Dataset extract:
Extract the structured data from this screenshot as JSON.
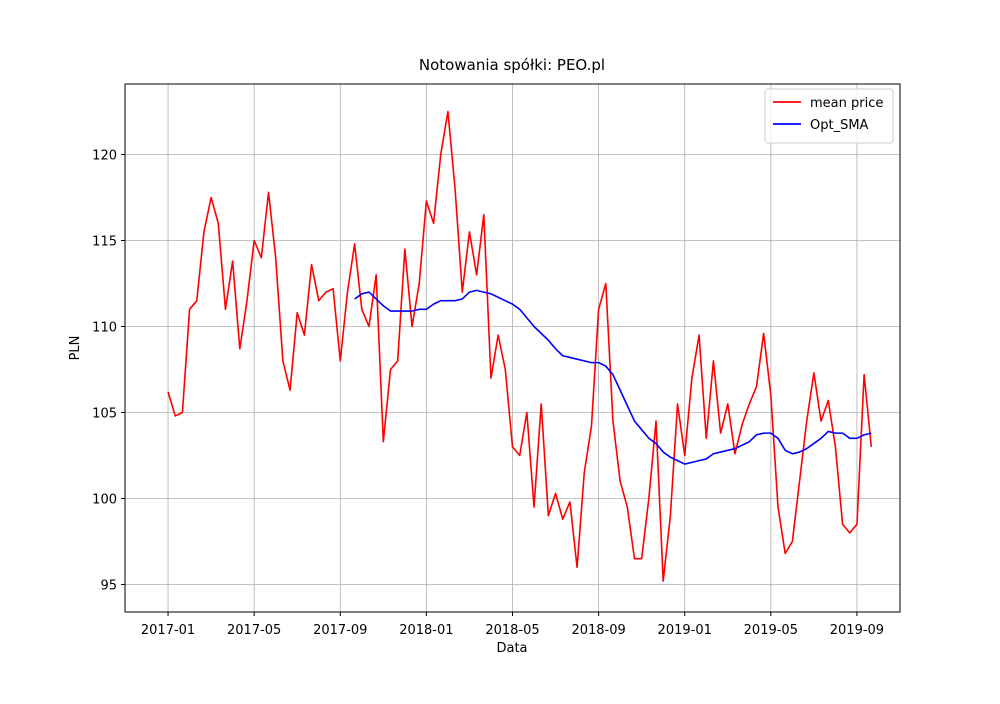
{
  "chart_data": {
    "type": "line",
    "title": "Notowania spółki: PEO.pl",
    "x_label": "Data",
    "y_label": "PLN",
    "x": [
      "2017-01",
      "2017-01",
      "2017-01",
      "2017-02",
      "2017-02",
      "2017-02",
      "2017-03",
      "2017-03",
      "2017-03",
      "2017-04",
      "2017-04",
      "2017-04",
      "2017-05",
      "2017-05",
      "2017-05",
      "2017-06",
      "2017-06",
      "2017-06",
      "2017-07",
      "2017-07",
      "2017-07",
      "2017-08",
      "2017-08",
      "2017-08",
      "2017-09",
      "2017-09",
      "2017-09",
      "2017-10",
      "2017-10",
      "2017-10",
      "2017-11",
      "2017-11",
      "2017-11",
      "2017-12",
      "2017-12",
      "2017-12",
      "2018-01",
      "2018-01",
      "2018-01",
      "2018-02",
      "2018-02",
      "2018-02",
      "2018-03",
      "2018-03",
      "2018-03",
      "2018-04",
      "2018-04",
      "2018-04",
      "2018-05",
      "2018-05",
      "2018-05",
      "2018-06",
      "2018-06",
      "2018-06",
      "2018-07",
      "2018-07",
      "2018-07",
      "2018-08",
      "2018-08",
      "2018-08",
      "2018-09",
      "2018-09",
      "2018-09",
      "2018-10",
      "2018-10",
      "2018-10",
      "2018-11",
      "2018-11",
      "2018-11",
      "2018-12",
      "2018-12",
      "2018-12",
      "2019-01",
      "2019-01",
      "2019-01",
      "2019-02",
      "2019-02",
      "2019-02",
      "2019-03",
      "2019-03",
      "2019-03",
      "2019-04",
      "2019-04",
      "2019-04",
      "2019-05",
      "2019-05",
      "2019-05",
      "2019-06",
      "2019-06",
      "2019-06",
      "2019-07",
      "2019-07",
      "2019-07",
      "2019-08",
      "2019-08",
      "2019-08",
      "2019-09",
      "2019-09",
      "2019-09"
    ],
    "series": [
      {
        "name": "mean price",
        "color": "#ff0000",
        "values": [
          106.2,
          104.8,
          105.0,
          111.0,
          111.5,
          115.5,
          117.5,
          116.0,
          111.0,
          113.8,
          108.7,
          111.5,
          115.0,
          114.0,
          117.8,
          114.0,
          108.0,
          106.3,
          110.8,
          109.5,
          113.6,
          111.5,
          112.0,
          112.2,
          108.0,
          112.0,
          114.8,
          111.0,
          110.0,
          113.0,
          103.3,
          107.5,
          108.0,
          114.5,
          110.0,
          112.5,
          117.3,
          116.0,
          120.0,
          122.5,
          118.0,
          112.0,
          115.5,
          113.0,
          116.5,
          107.0,
          109.5,
          107.5,
          103.0,
          102.5,
          105.0,
          99.5,
          105.5,
          99.0,
          100.3,
          98.8,
          99.8,
          96.0,
          101.5,
          104.2,
          111.0,
          112.5,
          104.5,
          101.0,
          99.5,
          96.5,
          96.5,
          100.0,
          104.5,
          95.2,
          99.0,
          105.5,
          102.5,
          107.0,
          109.5,
          103.5,
          108.0,
          103.8,
          105.5,
          102.6,
          104.3,
          105.5,
          106.5,
          109.6,
          106.0,
          99.5,
          96.8,
          97.5,
          101.0,
          104.5,
          107.3,
          104.5,
          105.7,
          103.0,
          98.5,
          98.0,
          98.5,
          107.2,
          103.0
        ]
      },
      {
        "name": "Opt_SMA",
        "color": "#0000ff",
        "values": [
          null,
          null,
          null,
          null,
          null,
          null,
          null,
          null,
          null,
          null,
          null,
          null,
          null,
          null,
          null,
          null,
          null,
          null,
          null,
          null,
          null,
          null,
          null,
          null,
          null,
          null,
          111.6,
          111.9,
          112.0,
          111.6,
          111.2,
          110.9,
          110.9,
          110.9,
          110.9,
          111.0,
          111.0,
          111.3,
          111.5,
          111.5,
          111.5,
          111.6,
          112.0,
          112.1,
          112.0,
          111.9,
          111.7,
          111.5,
          111.3,
          111.0,
          110.5,
          110.0,
          109.6,
          109.2,
          108.7,
          108.3,
          108.2,
          108.1,
          108.0,
          107.9,
          107.9,
          107.7,
          107.2,
          106.3,
          105.4,
          104.5,
          104.0,
          103.5,
          103.2,
          102.7,
          102.4,
          102.2,
          102.0,
          102.1,
          102.2,
          102.3,
          102.6,
          102.7,
          102.8,
          102.9,
          103.1,
          103.3,
          103.7,
          103.8,
          103.8,
          103.5,
          102.8,
          102.6,
          102.7,
          102.9,
          103.2,
          103.5,
          103.9,
          103.8,
          103.8,
          103.5,
          103.5,
          103.7,
          103.8
        ]
      }
    ],
    "xlim": [
      "2016-11",
      "2019-11"
    ],
    "xticks": [
      "2017-01",
      "2017-05",
      "2017-09",
      "2018-01",
      "2018-05",
      "2018-09",
      "2019-01",
      "2019-05",
      "2019-09"
    ],
    "ylim": [
      93.4,
      124.1
    ],
    "yticks": [
      95,
      100,
      105,
      110,
      115,
      120
    ],
    "grid": true,
    "legend": "upper right"
  }
}
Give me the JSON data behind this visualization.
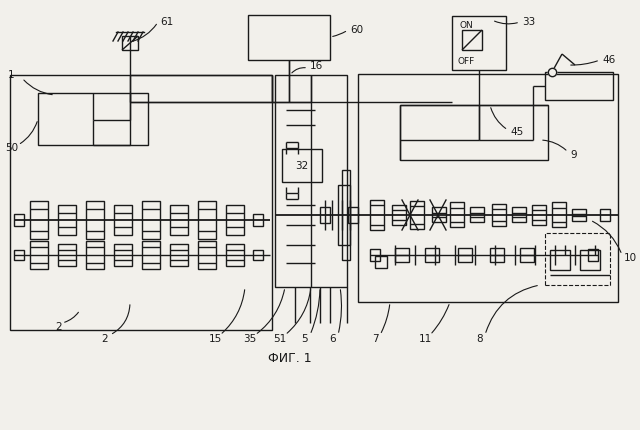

What is expected: Pick each line holding the word "JSON" out of the listing.

The output:
Extract the structured data from this screenshot as JSON.
Give me the JSON data behind this visualization.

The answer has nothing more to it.